Stated problem | Quote, exactly, the line holding "Read all visible" and all lines after it to the end of the records below. Exclude pictures.

-- Start --

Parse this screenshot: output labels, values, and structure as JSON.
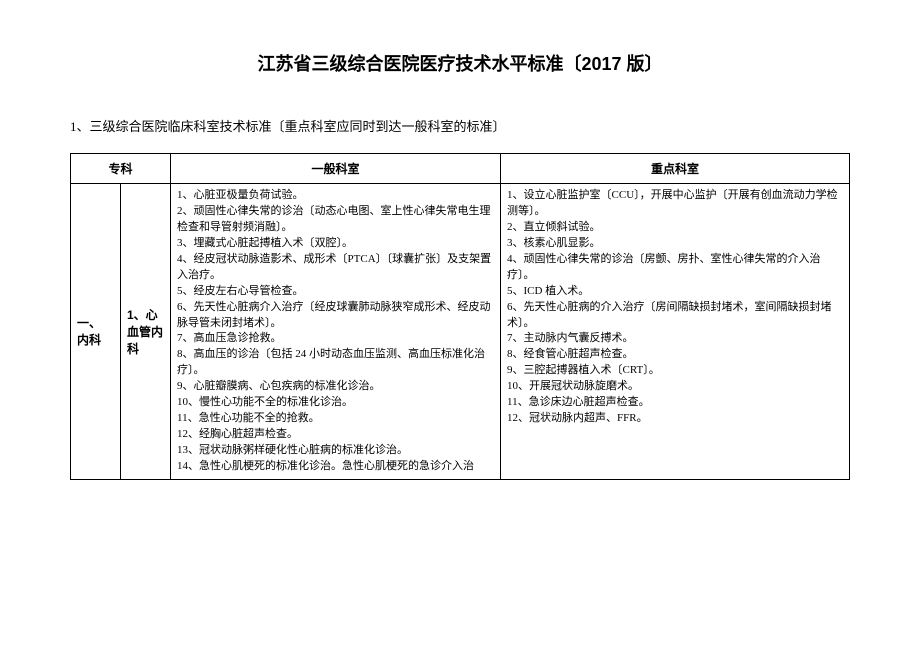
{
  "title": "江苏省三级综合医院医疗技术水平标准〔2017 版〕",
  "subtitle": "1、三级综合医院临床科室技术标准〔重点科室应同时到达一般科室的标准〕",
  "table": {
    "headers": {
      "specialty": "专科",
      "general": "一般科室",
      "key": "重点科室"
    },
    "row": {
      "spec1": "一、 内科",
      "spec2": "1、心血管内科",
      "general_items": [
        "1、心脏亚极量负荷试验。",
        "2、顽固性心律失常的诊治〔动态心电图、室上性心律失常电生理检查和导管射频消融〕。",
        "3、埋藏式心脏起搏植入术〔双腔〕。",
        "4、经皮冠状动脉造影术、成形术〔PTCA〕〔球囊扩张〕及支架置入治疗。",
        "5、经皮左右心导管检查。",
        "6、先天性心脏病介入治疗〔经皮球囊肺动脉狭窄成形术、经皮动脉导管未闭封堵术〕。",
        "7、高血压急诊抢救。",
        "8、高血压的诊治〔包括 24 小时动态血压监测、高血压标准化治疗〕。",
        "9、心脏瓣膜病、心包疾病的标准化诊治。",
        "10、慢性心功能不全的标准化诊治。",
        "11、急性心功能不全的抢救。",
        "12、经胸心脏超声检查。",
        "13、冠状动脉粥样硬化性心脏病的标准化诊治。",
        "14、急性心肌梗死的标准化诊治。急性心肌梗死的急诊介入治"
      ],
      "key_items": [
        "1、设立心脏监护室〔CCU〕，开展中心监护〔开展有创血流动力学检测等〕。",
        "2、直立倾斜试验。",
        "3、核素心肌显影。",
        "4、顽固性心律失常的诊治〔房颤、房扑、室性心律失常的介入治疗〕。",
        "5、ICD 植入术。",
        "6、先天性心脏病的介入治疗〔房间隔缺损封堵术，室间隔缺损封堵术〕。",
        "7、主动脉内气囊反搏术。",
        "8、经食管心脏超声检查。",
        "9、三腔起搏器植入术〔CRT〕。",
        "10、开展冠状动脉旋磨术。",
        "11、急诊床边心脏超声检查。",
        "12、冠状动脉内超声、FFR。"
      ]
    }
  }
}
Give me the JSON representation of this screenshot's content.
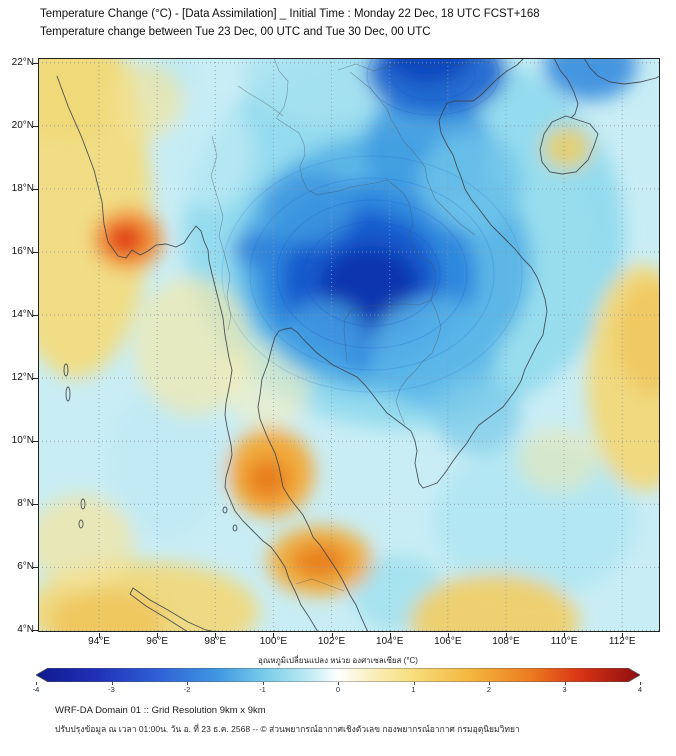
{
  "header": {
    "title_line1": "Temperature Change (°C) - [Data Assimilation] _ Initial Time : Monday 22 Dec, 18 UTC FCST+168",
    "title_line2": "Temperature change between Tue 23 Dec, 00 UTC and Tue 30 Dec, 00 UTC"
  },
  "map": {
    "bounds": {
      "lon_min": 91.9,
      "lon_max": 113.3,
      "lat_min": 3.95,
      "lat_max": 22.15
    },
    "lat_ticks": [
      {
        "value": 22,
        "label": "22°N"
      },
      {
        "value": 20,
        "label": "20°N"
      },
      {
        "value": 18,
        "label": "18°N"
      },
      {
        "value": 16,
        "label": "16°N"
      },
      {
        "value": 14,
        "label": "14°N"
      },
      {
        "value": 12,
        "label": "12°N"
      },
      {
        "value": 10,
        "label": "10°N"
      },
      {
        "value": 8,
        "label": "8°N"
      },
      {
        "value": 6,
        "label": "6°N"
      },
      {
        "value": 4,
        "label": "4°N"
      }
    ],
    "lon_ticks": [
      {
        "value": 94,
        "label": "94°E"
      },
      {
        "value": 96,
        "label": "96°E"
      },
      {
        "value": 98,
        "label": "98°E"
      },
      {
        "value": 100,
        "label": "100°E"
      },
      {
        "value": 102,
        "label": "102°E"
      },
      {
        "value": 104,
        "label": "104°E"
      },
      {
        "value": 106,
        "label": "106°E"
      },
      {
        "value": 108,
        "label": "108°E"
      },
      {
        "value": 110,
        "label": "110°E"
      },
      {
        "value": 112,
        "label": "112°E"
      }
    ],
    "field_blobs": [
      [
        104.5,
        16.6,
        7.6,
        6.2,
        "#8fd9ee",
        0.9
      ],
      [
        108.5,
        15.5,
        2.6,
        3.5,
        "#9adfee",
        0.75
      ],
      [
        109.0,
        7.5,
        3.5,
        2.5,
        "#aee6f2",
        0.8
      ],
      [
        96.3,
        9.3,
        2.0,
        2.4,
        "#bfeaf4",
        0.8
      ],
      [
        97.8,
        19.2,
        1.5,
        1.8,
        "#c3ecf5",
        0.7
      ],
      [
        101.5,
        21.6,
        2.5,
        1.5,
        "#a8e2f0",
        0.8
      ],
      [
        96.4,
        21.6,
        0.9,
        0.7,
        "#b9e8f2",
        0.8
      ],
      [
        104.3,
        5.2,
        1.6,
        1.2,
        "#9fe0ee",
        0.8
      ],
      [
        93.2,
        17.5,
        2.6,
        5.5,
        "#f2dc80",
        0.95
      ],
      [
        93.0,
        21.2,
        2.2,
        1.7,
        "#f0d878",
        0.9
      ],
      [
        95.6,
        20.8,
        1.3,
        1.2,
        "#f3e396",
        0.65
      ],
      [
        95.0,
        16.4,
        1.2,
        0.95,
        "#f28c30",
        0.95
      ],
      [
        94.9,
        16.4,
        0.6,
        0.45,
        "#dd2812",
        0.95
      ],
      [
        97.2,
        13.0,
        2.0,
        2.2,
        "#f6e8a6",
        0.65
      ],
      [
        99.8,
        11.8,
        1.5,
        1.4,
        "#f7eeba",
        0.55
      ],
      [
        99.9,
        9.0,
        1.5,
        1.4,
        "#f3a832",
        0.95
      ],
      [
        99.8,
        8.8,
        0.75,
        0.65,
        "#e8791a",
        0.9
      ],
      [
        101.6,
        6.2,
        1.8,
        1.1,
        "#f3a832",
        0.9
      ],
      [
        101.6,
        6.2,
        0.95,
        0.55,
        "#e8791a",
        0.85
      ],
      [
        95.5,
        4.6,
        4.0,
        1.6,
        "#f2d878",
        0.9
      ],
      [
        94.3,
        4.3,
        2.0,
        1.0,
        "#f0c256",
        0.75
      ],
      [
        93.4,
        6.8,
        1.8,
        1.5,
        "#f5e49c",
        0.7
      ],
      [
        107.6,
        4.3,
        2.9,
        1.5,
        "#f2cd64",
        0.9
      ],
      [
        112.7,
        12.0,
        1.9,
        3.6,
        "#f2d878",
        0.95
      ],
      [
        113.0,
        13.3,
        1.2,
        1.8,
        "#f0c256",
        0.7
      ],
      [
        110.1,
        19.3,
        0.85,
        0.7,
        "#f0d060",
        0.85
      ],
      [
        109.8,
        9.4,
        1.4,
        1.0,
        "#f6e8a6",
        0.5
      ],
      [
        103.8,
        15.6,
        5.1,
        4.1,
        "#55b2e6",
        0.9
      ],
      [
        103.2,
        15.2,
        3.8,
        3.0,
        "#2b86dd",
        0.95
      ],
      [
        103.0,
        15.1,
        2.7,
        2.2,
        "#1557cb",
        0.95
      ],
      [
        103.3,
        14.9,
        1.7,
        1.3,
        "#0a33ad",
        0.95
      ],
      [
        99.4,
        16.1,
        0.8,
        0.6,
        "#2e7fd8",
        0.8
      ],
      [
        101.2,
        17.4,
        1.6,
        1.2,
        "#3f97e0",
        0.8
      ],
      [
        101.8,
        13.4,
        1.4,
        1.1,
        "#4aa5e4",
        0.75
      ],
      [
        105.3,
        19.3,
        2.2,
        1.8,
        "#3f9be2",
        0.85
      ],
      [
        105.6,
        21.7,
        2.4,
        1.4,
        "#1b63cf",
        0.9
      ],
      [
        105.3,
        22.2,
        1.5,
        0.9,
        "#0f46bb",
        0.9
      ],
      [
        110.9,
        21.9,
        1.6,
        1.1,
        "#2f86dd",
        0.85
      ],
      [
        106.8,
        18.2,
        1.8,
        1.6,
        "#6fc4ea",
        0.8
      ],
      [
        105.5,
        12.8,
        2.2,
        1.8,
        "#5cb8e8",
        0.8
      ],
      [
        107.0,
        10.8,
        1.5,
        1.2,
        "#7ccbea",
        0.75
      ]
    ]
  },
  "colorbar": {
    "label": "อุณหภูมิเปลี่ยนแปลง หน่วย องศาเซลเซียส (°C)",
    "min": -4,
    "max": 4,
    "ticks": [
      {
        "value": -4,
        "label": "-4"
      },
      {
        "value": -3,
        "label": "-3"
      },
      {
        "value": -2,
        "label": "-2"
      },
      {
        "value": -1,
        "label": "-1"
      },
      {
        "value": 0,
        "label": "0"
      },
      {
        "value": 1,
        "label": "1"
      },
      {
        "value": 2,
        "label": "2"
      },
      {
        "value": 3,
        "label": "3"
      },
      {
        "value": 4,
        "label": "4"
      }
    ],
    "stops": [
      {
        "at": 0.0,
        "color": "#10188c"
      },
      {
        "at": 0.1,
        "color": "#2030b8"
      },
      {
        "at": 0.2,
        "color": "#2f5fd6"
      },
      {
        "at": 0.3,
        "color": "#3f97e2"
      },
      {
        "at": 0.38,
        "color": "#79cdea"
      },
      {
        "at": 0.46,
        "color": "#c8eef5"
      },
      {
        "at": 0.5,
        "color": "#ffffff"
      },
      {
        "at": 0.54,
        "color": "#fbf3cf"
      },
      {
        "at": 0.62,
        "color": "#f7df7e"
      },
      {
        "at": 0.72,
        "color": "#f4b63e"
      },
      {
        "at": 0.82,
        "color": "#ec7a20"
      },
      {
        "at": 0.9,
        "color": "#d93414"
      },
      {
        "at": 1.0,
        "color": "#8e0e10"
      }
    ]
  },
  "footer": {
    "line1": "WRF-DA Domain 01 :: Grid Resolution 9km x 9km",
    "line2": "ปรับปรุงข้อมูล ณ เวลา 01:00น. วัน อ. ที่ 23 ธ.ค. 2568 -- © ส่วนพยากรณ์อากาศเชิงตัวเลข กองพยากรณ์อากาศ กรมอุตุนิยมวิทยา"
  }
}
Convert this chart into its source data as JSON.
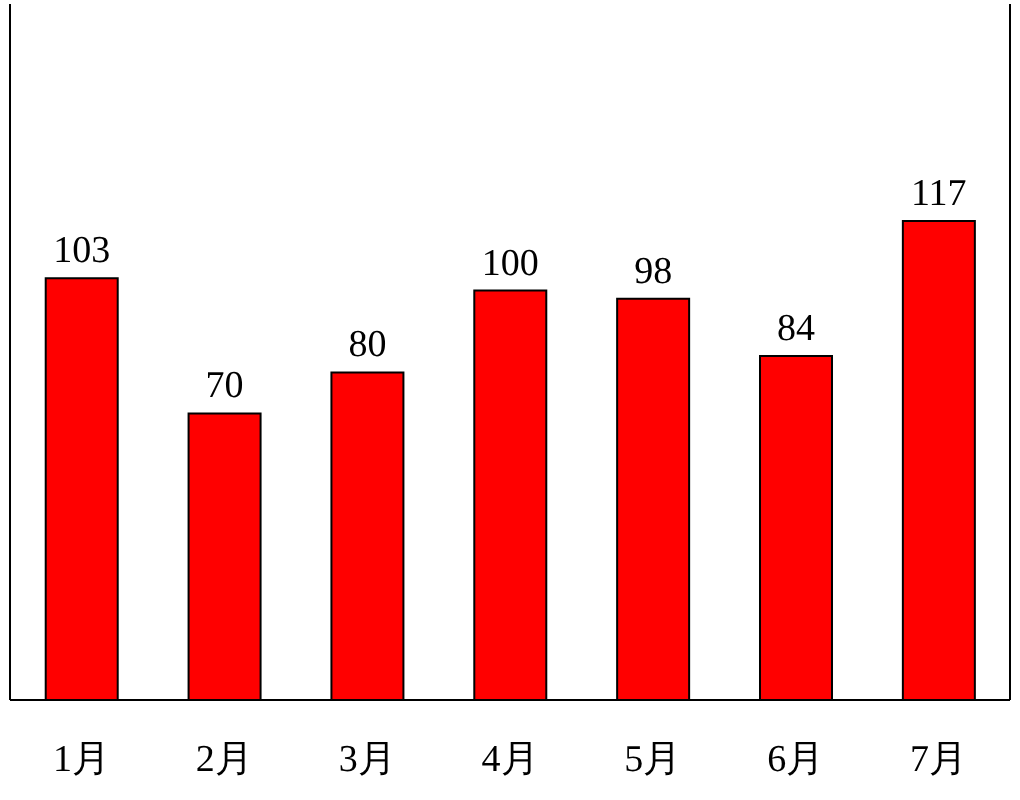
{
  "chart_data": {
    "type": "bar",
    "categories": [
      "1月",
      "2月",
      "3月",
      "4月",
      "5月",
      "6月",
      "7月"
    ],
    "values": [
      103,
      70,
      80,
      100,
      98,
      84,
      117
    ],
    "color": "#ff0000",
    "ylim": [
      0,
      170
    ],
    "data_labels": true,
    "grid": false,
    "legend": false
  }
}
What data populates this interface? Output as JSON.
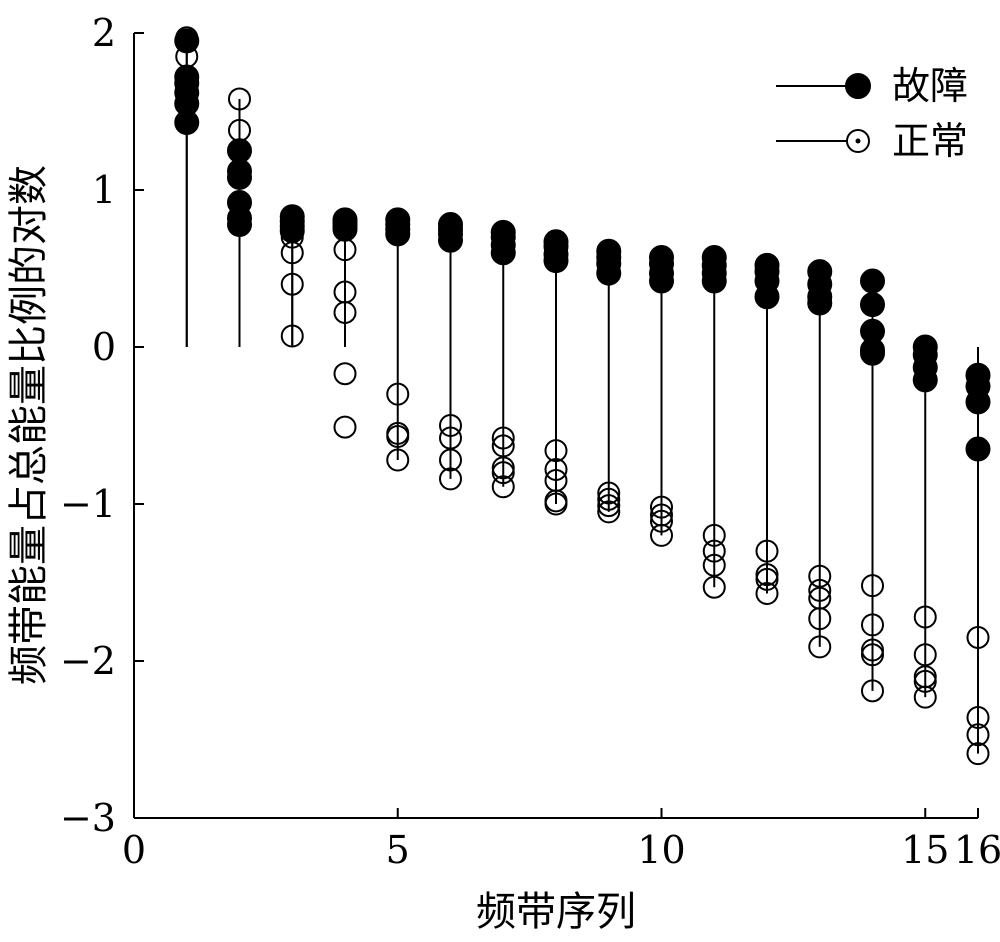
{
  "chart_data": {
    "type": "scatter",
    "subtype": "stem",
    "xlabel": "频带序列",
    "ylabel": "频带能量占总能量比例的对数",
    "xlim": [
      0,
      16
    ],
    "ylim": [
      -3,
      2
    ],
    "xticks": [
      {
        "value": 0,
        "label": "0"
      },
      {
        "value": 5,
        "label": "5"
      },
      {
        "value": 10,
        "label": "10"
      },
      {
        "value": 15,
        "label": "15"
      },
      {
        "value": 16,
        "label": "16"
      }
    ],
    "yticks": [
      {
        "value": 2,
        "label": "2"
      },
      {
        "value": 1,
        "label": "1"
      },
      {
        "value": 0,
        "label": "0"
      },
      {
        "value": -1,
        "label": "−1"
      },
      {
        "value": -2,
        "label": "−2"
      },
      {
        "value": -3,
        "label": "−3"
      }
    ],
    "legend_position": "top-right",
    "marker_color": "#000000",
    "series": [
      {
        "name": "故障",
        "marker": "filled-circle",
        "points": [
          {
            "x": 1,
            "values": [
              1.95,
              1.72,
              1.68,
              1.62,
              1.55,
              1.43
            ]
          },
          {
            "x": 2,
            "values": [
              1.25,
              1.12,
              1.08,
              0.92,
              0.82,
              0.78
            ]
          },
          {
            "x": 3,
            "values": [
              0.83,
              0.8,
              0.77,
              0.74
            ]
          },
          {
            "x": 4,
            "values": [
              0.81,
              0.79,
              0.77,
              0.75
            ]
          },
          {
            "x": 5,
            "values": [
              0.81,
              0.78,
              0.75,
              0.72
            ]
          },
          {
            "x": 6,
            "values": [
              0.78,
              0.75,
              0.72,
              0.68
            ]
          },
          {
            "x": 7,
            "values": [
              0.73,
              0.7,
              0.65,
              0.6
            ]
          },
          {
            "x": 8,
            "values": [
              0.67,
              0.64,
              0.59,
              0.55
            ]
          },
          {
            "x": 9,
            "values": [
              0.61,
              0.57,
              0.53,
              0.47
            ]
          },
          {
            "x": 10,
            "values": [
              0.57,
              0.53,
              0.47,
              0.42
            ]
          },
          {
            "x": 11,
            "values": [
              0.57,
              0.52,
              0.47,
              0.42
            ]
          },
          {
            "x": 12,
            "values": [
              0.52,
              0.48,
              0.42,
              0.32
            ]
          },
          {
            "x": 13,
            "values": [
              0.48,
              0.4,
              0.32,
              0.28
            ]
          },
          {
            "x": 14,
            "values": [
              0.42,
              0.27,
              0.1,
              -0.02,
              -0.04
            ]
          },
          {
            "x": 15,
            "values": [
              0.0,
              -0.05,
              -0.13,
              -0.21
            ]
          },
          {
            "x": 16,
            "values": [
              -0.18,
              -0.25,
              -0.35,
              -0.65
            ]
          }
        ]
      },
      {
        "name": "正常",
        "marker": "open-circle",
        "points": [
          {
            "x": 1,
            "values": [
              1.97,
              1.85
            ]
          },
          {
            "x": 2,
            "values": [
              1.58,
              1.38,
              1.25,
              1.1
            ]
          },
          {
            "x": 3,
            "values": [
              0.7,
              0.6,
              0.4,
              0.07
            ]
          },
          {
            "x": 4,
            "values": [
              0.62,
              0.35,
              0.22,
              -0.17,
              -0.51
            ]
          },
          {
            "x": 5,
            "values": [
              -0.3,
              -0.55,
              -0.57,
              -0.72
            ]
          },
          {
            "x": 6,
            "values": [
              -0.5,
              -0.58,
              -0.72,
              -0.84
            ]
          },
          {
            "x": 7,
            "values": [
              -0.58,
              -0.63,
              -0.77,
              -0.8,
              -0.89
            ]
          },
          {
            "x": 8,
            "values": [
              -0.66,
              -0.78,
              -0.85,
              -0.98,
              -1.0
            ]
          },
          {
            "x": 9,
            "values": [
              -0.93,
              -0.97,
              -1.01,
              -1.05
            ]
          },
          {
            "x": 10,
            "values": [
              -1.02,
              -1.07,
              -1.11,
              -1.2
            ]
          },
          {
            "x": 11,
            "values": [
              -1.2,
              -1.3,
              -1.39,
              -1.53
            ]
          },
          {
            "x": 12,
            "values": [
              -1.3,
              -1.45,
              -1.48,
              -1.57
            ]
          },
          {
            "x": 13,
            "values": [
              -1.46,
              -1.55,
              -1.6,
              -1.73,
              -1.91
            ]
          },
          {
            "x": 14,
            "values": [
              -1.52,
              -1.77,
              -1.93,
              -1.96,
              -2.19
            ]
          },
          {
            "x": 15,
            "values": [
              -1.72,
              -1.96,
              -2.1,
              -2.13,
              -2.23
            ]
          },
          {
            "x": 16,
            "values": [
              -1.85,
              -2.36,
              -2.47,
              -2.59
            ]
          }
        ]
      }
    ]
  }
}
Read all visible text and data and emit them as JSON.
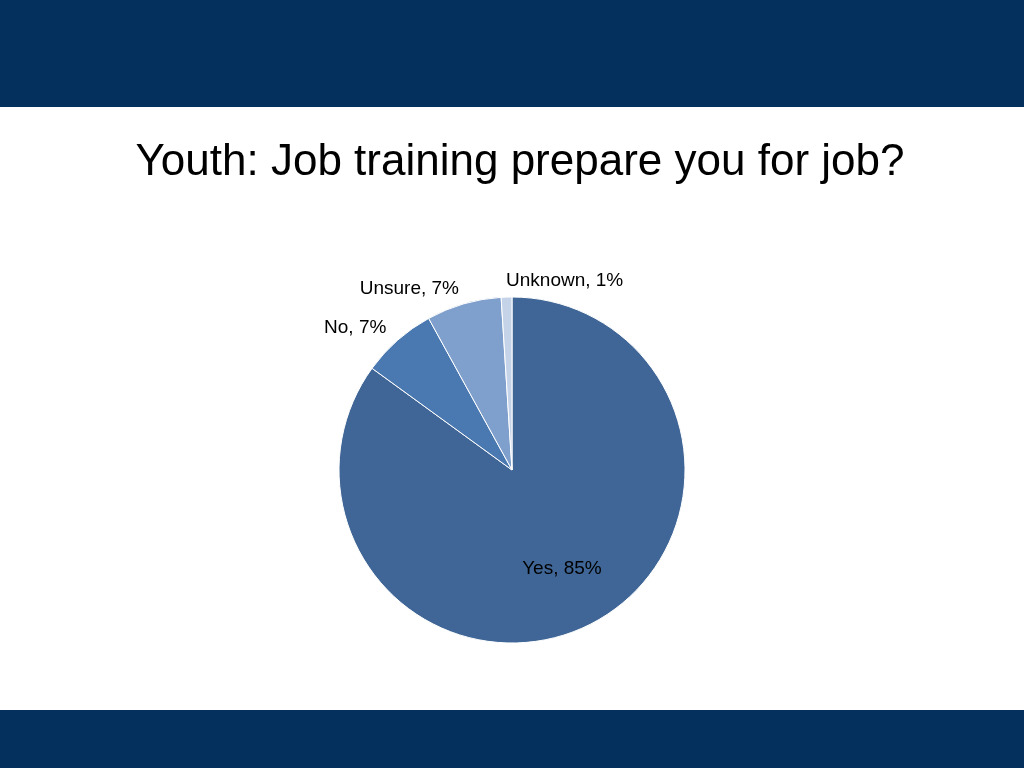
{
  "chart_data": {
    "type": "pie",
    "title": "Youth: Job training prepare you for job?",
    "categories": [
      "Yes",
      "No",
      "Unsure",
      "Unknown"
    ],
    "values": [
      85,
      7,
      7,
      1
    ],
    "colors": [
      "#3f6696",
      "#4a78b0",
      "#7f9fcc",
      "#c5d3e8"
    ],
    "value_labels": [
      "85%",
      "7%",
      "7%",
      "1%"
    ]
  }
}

-- End --

Expected answer |
Read all visible text and data and emit them as JSON.
{
  "chart_data": {
    "type": "pie",
    "title": "Youth: Job training prepare you for job?",
    "categories": [
      "Yes",
      "No",
      "Unsure",
      "Unknown"
    ],
    "values": [
      85,
      7,
      7,
      1
    ],
    "colors": [
      "#3f6696",
      "#4a78b0",
      "#7f9fcc",
      "#c5d3e8"
    ],
    "value_labels": [
      "85%",
      "7%",
      "7%",
      "1%"
    ]
  }
}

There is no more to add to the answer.